[To do] From the entries below, copy out every line with "true" in it.

[Task material]
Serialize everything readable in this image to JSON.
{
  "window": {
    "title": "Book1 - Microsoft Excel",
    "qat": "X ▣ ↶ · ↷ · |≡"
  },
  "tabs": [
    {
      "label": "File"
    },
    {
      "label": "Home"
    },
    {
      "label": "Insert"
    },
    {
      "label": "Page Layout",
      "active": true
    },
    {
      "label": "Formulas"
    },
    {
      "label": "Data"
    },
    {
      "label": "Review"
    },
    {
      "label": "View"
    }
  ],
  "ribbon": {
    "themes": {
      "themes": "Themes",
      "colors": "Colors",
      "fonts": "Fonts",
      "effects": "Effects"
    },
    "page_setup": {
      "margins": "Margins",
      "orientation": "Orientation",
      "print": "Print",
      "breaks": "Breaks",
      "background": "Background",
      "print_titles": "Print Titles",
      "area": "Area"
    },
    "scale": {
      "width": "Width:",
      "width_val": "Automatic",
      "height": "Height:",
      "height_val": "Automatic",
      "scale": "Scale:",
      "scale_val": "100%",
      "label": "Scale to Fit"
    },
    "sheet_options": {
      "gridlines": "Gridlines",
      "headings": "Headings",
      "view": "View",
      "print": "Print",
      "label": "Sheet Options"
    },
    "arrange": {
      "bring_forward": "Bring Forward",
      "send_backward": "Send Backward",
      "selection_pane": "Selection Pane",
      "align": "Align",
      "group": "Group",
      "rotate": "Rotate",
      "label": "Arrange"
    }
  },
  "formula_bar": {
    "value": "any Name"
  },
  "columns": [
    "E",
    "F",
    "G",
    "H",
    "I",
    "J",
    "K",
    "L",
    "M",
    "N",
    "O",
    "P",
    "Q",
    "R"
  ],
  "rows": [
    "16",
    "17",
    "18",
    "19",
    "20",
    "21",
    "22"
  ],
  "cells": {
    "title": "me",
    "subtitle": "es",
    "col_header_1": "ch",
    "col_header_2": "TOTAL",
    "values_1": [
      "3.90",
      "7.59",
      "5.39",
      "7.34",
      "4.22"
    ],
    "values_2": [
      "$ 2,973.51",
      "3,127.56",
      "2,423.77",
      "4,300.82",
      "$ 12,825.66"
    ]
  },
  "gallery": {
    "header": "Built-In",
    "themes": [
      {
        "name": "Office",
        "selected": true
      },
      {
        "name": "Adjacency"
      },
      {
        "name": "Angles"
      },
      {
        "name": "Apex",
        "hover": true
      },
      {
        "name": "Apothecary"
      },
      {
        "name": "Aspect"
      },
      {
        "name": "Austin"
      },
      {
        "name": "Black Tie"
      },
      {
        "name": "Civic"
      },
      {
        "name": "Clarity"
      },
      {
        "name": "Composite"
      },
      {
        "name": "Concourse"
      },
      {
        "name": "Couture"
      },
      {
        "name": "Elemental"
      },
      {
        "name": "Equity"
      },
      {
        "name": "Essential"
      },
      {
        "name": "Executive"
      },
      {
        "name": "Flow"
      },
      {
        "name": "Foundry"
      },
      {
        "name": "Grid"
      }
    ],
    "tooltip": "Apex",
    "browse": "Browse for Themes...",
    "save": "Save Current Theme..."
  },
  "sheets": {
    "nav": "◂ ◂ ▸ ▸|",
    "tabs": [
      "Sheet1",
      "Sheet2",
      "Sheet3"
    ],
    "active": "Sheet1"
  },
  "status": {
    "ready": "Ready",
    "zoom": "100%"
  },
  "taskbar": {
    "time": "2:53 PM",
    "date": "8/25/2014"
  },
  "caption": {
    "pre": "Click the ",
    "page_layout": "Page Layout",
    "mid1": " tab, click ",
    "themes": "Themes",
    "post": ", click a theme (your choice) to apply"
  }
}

---

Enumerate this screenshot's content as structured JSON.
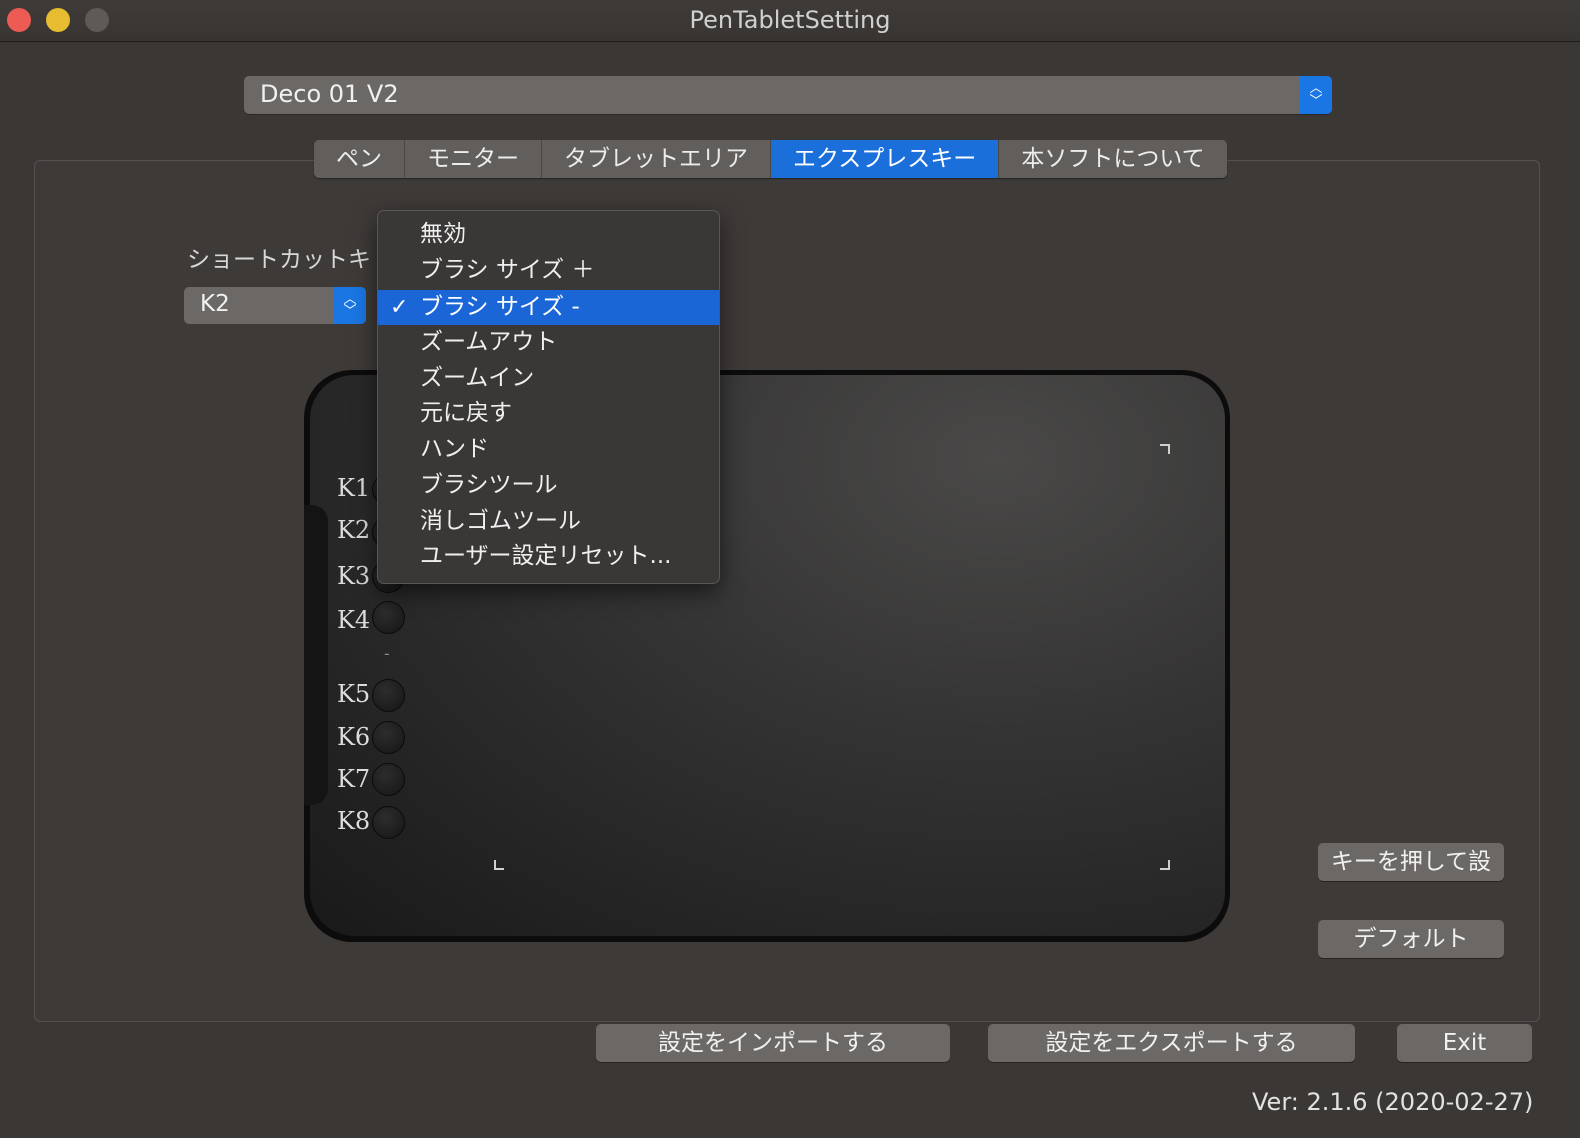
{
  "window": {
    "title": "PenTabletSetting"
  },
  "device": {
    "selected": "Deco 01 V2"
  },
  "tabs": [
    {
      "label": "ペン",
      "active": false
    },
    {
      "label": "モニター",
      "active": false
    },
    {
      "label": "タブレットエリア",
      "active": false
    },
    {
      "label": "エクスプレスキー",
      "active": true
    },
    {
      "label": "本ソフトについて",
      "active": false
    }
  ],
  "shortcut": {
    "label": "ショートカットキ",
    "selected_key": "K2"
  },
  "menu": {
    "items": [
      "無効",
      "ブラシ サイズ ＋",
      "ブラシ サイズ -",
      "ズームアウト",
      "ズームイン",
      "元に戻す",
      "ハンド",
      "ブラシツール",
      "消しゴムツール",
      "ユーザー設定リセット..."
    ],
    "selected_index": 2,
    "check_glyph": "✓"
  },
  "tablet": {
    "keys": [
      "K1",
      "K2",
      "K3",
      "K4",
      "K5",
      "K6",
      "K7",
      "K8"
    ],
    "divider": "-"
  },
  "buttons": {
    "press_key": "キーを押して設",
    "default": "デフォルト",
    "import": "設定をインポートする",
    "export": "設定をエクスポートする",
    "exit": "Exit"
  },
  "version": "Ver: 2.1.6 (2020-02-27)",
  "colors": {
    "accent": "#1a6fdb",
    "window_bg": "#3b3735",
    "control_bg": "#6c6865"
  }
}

[Output for this exercise]
      "active": true
        "selected": true
        "hover": true
      "active": true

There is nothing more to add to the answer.